▶ _Exercise description_
Scan the records for the word "field". Copy each line that includes it.

▶ _Saved data entries_
◇ ◇ ◇ ◇ ◇
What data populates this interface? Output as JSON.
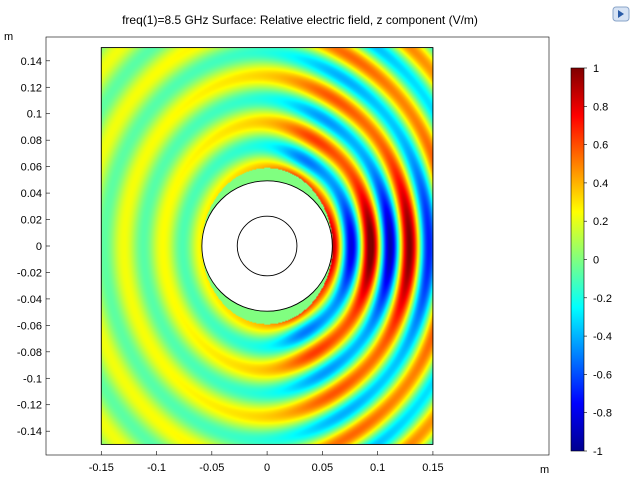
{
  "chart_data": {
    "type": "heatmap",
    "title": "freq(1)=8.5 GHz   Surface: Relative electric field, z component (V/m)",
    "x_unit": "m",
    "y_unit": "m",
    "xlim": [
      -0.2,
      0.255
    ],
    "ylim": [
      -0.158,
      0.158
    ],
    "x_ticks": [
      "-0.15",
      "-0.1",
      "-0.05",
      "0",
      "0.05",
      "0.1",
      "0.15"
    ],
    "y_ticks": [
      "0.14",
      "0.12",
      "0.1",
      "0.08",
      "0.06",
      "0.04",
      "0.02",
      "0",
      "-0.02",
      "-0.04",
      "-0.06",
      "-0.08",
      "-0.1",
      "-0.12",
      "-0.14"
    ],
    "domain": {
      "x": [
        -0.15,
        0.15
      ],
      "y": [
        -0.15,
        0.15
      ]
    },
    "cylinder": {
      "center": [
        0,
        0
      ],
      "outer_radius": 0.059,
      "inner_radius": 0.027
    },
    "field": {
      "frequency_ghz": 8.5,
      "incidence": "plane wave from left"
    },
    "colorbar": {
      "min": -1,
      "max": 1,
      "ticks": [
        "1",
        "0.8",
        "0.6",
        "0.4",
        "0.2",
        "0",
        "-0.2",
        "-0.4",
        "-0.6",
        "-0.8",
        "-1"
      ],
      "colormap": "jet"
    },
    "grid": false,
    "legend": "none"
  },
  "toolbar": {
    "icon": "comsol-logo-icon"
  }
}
◇ ◇ ◇ ◇ ◇
▶ _Response below_
    "title": "freq(1)=8.5 GHz   Surface: Relative electric field, z component (V/m)",
    "field": {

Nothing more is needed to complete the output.